*** DATA ENTRIES ***

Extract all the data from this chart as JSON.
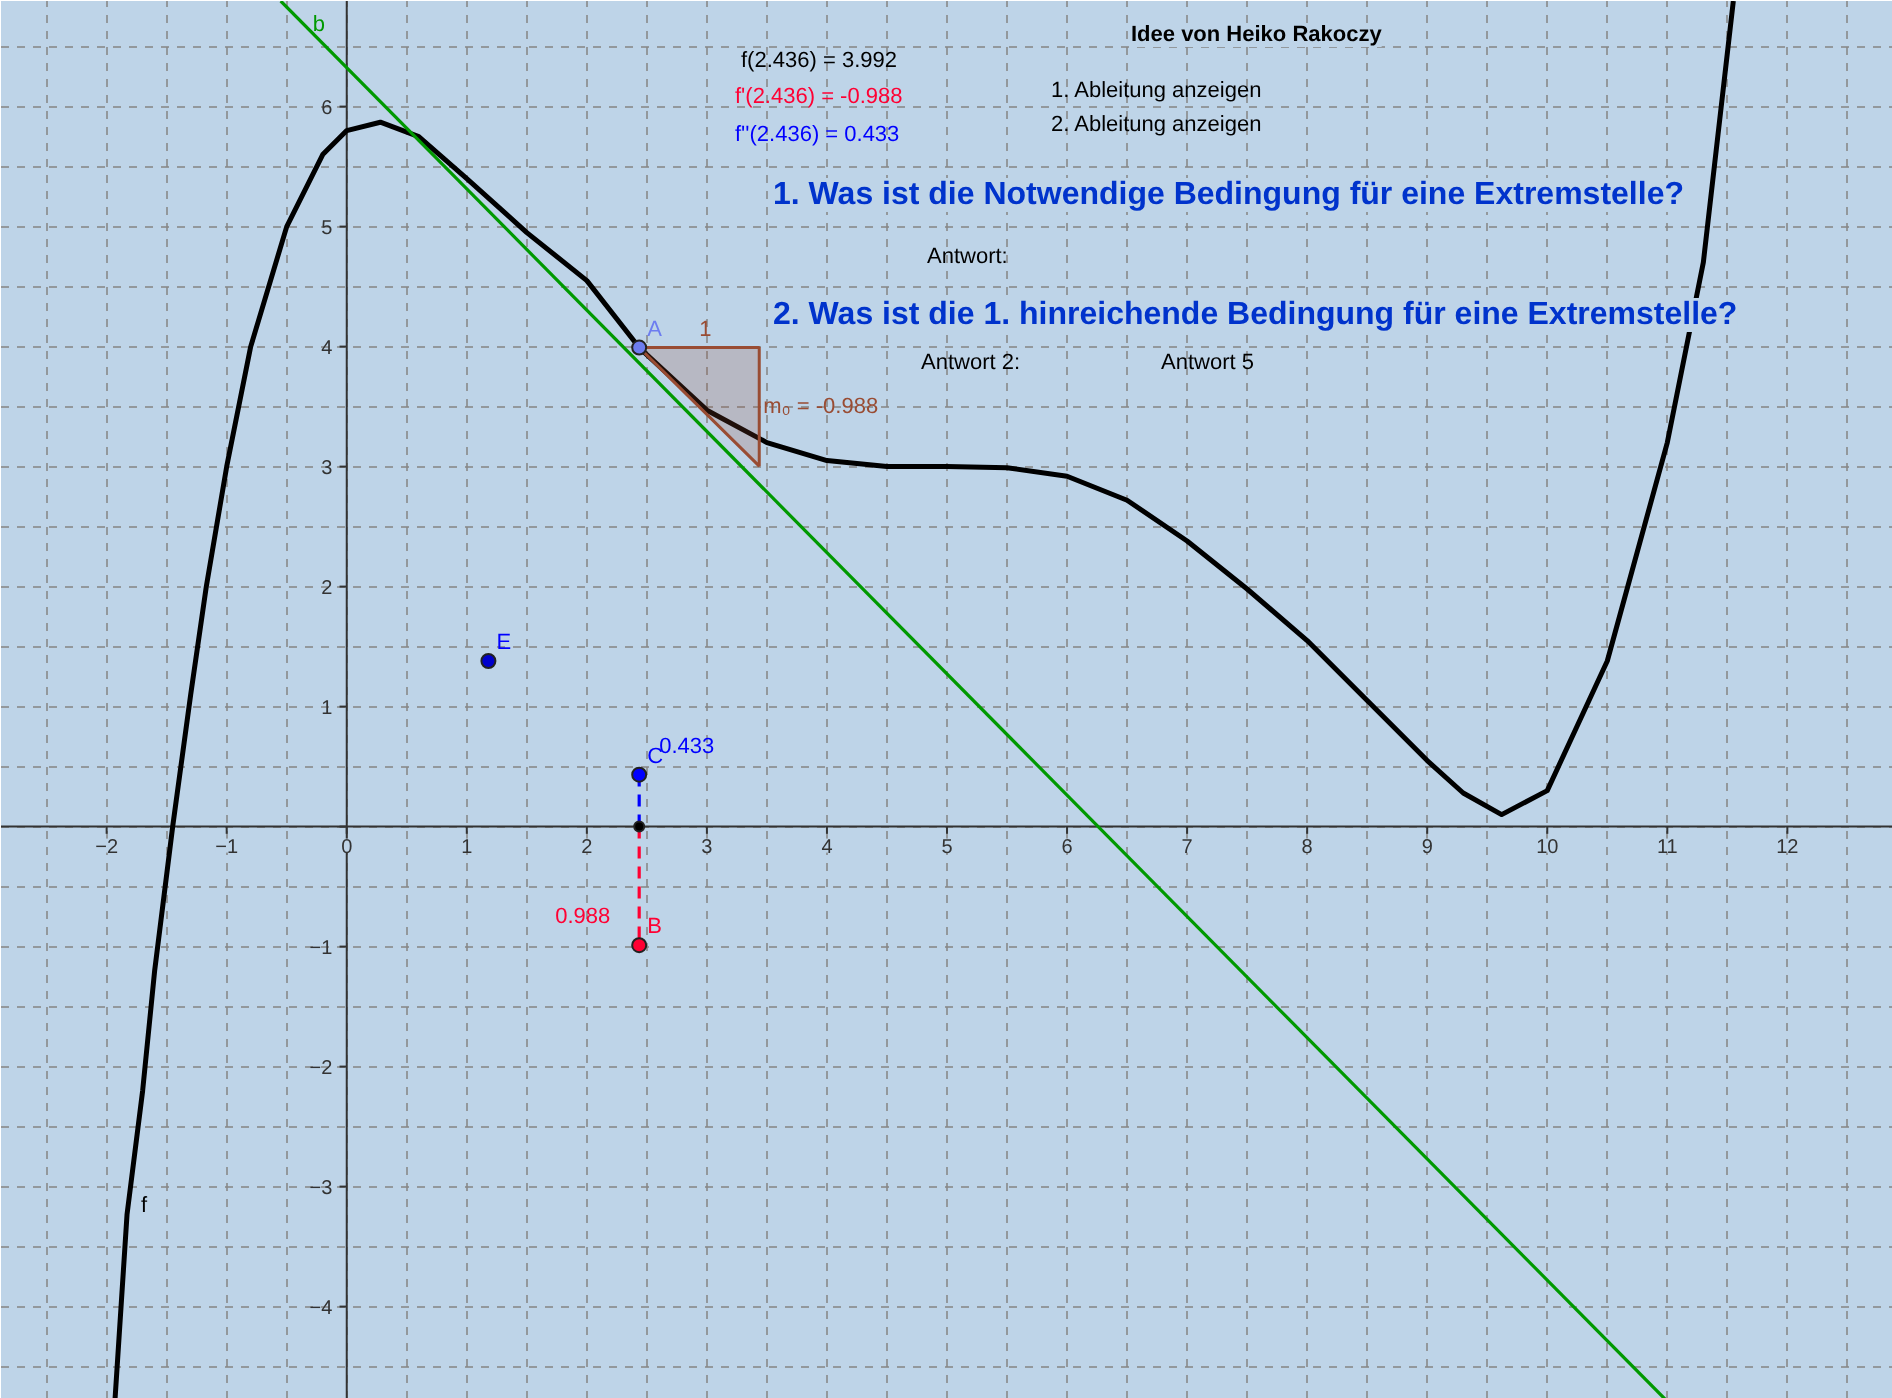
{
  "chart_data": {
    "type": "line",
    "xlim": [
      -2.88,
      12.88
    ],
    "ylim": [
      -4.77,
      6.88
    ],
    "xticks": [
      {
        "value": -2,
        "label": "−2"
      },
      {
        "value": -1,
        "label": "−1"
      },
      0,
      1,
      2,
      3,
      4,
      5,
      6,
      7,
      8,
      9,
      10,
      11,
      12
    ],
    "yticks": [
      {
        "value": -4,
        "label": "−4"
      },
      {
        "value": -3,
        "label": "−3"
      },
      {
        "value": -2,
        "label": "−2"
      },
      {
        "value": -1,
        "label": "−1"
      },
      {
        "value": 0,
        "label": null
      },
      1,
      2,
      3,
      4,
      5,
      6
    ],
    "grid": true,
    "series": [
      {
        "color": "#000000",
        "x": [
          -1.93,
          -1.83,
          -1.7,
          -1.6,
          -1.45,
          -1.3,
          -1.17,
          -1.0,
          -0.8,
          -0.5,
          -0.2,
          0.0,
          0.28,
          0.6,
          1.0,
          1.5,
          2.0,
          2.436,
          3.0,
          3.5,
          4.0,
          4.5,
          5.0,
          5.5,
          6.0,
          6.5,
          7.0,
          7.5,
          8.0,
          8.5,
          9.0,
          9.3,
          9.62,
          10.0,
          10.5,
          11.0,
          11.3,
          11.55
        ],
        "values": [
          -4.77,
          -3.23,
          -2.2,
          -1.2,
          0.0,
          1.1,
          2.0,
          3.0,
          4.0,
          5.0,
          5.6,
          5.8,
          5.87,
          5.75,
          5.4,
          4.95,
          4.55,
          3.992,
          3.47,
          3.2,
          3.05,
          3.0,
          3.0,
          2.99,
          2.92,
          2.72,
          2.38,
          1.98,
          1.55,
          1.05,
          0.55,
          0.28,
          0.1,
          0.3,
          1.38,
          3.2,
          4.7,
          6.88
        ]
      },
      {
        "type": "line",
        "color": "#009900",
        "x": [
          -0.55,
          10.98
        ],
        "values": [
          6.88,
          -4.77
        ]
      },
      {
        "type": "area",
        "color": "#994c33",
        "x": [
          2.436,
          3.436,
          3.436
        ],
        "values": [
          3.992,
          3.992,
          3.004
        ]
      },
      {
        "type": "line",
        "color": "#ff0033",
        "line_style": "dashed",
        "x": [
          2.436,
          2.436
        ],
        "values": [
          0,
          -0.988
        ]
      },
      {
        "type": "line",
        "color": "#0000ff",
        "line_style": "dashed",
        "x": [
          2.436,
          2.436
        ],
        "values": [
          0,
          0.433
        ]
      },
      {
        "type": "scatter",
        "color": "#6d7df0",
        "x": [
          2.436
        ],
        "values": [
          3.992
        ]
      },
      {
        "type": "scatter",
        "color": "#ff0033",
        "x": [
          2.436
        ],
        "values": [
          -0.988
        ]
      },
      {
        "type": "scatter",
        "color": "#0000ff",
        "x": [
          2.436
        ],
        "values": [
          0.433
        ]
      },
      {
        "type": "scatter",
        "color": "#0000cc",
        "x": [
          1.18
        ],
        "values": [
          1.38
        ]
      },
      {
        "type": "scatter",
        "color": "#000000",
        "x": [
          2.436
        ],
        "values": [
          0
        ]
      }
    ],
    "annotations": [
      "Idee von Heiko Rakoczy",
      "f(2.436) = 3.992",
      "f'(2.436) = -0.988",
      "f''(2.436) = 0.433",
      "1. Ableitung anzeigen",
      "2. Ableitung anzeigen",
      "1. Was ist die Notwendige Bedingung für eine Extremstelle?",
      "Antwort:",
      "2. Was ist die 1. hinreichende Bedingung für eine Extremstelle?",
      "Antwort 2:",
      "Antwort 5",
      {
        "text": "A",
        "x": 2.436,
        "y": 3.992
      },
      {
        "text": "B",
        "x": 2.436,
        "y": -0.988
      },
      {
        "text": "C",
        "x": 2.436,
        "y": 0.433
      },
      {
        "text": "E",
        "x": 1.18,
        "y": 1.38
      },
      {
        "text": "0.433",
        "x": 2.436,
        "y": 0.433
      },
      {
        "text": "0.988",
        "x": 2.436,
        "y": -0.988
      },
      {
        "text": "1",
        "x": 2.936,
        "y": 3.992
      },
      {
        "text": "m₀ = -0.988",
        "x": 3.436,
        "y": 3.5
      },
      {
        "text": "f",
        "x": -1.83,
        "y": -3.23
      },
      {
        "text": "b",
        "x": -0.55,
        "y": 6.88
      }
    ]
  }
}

***
*** DATA ENTRIES ***

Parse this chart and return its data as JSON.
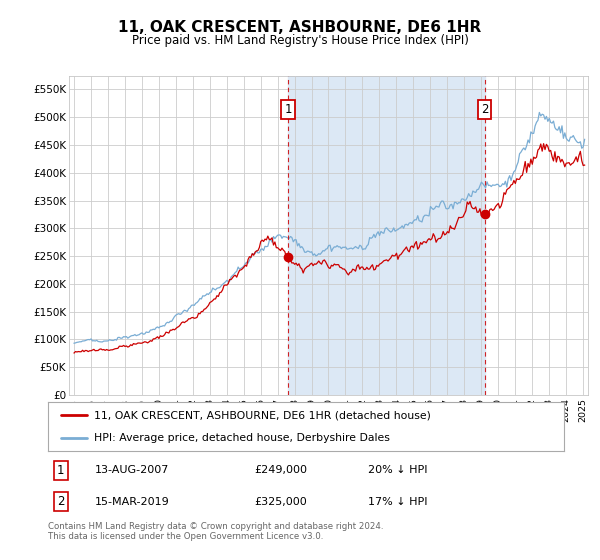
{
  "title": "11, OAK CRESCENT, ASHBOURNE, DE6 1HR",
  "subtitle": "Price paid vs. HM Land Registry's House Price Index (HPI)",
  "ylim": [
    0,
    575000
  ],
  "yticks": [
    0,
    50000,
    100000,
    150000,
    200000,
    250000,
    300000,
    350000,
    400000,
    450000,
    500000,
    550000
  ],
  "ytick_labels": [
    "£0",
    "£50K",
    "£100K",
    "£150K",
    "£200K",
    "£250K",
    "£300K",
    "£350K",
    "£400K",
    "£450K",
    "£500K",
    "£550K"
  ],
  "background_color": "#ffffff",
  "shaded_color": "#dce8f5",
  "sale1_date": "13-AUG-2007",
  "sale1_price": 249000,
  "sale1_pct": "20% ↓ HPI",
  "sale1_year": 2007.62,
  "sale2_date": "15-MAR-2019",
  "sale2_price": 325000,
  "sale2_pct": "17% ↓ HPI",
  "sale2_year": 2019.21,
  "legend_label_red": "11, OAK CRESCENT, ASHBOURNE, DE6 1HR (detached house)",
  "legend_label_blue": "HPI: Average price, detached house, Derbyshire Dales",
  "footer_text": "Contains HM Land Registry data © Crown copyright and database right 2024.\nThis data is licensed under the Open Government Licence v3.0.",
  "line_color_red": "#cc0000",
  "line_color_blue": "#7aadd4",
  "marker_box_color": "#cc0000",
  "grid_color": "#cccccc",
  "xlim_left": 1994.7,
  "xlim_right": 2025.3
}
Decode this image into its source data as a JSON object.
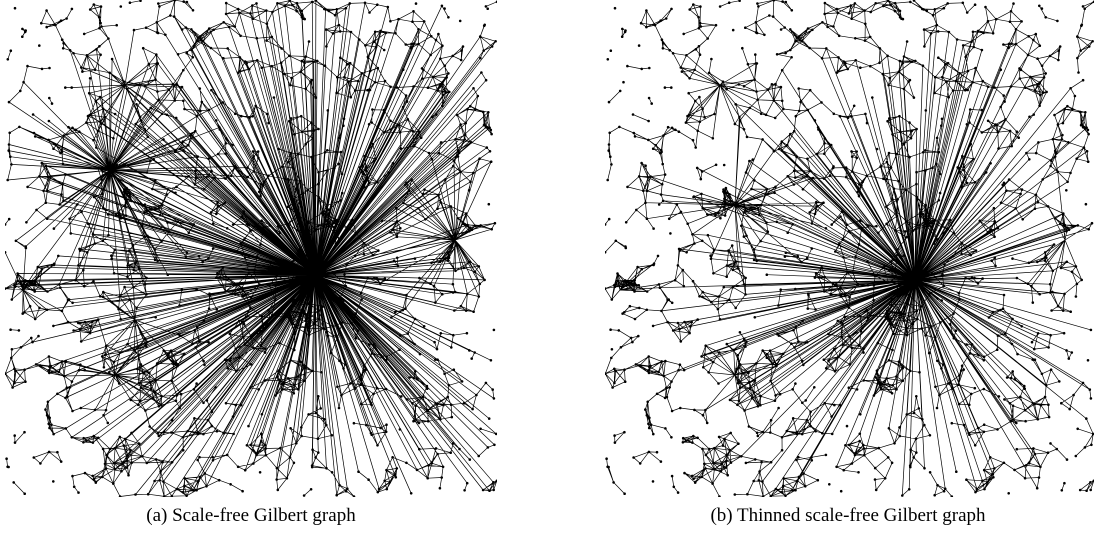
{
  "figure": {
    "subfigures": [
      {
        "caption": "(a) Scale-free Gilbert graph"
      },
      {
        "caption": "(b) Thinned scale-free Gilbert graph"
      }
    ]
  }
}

***
*** DATA ENTRIES ***

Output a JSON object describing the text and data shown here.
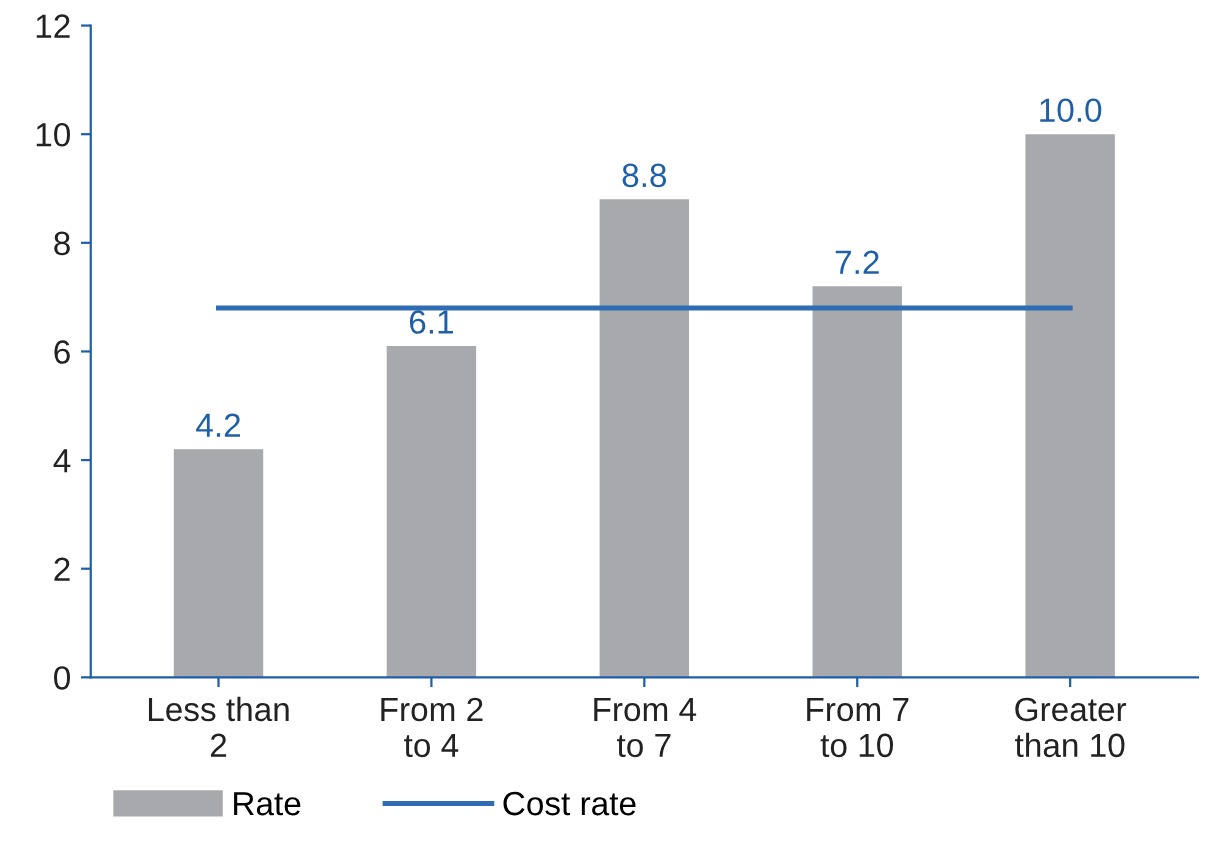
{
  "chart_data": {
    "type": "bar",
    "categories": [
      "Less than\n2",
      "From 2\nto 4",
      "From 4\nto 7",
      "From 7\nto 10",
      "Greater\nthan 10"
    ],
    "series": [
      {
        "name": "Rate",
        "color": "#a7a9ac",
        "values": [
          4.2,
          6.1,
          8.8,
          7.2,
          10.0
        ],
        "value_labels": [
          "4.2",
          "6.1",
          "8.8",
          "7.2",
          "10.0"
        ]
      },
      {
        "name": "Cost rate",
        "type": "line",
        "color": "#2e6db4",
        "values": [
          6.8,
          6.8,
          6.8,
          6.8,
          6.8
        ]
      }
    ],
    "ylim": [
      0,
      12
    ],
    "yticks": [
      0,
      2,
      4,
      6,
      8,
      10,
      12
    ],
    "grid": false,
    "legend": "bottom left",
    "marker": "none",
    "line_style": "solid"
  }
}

***

[SET EXERCISE]: Scan the data for the word "free" and copy every line where it shows up.

[THE REPLY]:
        "caption": "(a) Scale-free Gilbert graph"
        "caption": "(b) Thinned scale-free Gilbert graph"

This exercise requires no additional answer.